The problem>
Select all lines in the records that include "Decide".

## Begin Data supplied

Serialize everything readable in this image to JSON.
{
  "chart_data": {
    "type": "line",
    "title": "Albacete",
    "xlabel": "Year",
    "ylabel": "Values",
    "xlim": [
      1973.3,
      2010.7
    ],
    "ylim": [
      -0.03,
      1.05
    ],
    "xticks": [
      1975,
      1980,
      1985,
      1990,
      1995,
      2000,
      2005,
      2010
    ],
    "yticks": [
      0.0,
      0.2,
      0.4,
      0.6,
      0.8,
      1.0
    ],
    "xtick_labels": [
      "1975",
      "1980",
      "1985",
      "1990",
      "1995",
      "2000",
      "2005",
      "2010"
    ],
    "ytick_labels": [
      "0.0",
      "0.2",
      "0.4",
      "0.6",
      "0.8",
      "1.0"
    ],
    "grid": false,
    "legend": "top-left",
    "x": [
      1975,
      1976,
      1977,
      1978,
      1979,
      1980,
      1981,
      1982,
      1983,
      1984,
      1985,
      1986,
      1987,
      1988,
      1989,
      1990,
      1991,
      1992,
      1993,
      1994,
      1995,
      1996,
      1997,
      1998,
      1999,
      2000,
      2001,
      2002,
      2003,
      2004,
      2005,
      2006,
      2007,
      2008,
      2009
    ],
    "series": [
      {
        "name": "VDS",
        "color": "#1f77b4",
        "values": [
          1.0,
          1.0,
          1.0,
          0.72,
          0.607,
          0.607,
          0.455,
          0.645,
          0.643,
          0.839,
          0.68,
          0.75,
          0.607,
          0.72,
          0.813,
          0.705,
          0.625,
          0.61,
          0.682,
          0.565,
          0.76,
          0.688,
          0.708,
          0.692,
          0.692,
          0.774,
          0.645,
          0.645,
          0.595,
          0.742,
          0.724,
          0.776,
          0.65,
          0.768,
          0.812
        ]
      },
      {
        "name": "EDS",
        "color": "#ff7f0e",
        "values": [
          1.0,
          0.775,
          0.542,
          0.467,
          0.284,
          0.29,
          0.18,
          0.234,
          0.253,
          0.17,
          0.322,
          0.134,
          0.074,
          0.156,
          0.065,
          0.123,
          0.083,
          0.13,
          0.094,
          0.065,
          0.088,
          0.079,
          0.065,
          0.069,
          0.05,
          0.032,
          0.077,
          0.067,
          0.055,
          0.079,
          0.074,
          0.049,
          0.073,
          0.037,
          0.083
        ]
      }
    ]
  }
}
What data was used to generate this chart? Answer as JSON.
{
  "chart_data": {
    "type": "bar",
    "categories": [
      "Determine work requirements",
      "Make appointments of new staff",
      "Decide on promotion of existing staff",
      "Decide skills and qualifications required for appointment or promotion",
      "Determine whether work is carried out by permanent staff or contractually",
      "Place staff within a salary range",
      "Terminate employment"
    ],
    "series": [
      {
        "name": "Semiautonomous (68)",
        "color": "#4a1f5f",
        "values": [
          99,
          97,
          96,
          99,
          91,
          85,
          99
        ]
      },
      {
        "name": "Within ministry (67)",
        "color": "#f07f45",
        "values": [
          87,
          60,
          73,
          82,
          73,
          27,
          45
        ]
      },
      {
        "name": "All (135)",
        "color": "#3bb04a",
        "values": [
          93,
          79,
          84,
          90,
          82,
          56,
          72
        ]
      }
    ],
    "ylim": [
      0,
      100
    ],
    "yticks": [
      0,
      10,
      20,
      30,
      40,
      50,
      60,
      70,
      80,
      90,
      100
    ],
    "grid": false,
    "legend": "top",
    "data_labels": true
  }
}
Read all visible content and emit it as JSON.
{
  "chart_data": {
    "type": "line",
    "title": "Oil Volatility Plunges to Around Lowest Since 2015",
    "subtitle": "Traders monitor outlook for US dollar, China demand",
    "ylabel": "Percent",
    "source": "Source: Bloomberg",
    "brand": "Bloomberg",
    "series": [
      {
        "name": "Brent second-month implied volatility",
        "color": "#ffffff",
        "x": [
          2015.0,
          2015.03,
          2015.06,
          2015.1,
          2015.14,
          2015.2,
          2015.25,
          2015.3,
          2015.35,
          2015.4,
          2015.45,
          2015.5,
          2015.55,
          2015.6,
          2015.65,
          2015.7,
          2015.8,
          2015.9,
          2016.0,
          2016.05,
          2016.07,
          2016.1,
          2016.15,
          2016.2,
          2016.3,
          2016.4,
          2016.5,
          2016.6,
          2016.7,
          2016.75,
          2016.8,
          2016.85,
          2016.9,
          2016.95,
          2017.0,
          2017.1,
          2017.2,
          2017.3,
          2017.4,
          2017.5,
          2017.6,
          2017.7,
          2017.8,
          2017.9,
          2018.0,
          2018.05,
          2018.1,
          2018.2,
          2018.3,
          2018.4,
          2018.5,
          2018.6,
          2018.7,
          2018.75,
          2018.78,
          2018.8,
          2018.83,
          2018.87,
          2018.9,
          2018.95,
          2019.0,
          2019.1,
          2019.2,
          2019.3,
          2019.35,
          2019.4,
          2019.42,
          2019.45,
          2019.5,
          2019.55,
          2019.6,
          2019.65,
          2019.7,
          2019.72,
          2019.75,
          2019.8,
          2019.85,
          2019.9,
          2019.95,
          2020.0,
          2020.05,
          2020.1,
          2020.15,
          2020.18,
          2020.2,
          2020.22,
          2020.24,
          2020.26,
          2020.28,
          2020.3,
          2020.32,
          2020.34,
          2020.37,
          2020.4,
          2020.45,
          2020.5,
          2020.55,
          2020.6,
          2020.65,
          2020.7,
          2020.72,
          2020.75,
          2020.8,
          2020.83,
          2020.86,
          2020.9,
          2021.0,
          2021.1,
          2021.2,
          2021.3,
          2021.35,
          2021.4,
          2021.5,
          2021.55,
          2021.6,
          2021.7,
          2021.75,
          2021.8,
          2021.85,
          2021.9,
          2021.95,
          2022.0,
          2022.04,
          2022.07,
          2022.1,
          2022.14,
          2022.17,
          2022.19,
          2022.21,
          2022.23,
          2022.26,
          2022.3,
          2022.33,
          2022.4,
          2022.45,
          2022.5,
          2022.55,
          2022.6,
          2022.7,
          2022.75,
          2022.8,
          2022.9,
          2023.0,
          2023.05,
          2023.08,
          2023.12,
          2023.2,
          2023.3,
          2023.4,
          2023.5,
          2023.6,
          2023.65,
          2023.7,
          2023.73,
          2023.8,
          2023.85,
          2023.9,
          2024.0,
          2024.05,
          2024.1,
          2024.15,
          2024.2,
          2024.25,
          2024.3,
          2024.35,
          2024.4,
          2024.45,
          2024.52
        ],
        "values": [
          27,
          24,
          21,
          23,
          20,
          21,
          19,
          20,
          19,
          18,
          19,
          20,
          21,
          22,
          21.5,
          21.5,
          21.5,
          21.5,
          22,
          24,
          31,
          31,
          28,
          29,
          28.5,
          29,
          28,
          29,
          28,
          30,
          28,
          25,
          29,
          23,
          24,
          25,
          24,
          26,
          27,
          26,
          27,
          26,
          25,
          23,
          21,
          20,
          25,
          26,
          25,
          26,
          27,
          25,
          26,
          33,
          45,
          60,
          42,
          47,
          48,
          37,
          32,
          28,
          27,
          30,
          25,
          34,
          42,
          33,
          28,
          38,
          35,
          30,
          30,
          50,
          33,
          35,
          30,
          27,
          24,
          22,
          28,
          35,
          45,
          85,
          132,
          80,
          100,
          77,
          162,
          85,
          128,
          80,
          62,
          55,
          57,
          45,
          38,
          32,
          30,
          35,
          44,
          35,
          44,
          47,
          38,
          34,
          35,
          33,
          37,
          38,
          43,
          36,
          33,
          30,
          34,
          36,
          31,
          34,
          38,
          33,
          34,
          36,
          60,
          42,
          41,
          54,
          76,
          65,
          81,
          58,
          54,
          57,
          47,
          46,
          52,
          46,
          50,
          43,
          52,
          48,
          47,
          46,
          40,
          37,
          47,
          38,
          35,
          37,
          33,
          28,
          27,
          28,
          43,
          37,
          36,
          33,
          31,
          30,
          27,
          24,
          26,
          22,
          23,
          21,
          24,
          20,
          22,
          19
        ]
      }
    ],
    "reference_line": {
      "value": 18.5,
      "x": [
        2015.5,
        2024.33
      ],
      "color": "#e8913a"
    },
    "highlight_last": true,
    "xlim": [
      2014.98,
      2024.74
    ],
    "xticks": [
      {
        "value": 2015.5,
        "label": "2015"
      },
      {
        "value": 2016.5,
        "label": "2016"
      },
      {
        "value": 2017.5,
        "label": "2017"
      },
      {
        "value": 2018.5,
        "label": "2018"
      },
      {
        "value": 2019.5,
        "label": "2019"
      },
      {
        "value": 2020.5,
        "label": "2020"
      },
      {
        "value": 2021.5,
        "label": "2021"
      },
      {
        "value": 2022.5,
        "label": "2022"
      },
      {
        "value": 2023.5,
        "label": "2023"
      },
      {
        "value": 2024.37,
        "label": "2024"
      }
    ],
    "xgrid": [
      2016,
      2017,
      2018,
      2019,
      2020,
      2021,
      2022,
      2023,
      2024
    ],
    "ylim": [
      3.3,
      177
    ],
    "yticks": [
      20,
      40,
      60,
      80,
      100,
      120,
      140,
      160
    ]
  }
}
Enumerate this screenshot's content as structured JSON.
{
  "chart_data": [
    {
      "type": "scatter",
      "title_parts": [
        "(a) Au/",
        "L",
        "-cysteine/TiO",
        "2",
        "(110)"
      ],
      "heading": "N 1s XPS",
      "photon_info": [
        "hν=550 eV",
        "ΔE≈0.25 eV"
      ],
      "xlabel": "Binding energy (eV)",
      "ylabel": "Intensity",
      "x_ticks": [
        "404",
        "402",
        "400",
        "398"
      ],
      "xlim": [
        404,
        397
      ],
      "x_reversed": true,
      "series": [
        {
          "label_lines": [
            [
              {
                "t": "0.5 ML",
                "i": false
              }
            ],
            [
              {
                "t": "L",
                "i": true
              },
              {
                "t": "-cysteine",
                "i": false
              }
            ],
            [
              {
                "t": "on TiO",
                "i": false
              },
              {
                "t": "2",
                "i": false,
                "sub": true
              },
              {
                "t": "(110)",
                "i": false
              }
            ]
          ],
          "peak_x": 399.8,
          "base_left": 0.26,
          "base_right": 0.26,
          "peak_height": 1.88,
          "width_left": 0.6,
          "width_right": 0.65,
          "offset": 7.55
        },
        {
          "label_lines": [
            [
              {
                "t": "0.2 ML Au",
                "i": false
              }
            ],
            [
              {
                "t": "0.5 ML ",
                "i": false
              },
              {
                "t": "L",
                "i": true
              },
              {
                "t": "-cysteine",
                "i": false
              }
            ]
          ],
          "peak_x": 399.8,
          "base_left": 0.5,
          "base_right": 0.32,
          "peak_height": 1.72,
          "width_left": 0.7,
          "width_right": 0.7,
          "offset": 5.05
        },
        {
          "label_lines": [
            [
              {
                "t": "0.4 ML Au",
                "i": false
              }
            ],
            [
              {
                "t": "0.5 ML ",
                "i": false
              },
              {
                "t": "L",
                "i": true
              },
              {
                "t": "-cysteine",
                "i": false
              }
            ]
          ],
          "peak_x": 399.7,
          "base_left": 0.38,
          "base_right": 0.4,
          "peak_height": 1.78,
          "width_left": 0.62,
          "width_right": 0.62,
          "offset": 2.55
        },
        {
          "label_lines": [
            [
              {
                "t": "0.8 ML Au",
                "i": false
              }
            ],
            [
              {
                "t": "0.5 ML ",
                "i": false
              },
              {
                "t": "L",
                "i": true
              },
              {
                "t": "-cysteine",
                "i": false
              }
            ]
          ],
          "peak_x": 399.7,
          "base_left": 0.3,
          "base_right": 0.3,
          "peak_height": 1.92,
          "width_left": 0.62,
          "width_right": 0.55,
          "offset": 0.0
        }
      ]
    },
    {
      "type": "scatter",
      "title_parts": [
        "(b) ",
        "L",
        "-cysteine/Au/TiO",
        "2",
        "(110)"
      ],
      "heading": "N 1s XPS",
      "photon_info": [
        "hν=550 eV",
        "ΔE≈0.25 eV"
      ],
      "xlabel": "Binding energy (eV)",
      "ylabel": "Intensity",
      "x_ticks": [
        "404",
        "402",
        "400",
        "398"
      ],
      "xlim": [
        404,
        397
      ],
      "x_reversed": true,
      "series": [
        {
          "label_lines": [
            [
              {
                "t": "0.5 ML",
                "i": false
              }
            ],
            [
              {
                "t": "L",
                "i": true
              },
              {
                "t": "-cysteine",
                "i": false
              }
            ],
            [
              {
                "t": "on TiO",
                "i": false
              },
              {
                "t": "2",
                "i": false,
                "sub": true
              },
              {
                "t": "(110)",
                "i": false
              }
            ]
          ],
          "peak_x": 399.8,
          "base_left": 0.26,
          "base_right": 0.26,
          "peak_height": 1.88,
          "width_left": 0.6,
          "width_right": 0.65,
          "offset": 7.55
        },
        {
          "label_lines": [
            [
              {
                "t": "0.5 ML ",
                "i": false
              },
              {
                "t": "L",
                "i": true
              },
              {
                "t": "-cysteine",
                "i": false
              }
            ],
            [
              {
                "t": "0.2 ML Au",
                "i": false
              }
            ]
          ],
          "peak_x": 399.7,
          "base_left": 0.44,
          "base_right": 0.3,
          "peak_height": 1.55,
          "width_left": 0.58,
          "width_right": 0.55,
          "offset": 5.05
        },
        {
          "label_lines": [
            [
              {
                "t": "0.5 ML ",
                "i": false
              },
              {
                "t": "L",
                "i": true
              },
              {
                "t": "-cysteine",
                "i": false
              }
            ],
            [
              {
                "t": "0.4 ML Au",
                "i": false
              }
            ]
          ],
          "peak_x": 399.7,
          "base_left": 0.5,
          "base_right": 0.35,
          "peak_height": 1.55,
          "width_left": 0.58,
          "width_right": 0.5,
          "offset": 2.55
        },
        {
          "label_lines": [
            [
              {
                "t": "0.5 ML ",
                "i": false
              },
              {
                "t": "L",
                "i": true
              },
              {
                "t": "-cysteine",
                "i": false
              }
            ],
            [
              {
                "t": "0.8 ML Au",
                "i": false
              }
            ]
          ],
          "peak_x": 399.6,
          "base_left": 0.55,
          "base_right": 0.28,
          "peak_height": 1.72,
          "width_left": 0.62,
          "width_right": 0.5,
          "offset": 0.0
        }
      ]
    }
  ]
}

## End Data supplied

Task answer>
      "Decide on promotion of existing staff",
      "Decide skills and qualifications required for appointment or promotion",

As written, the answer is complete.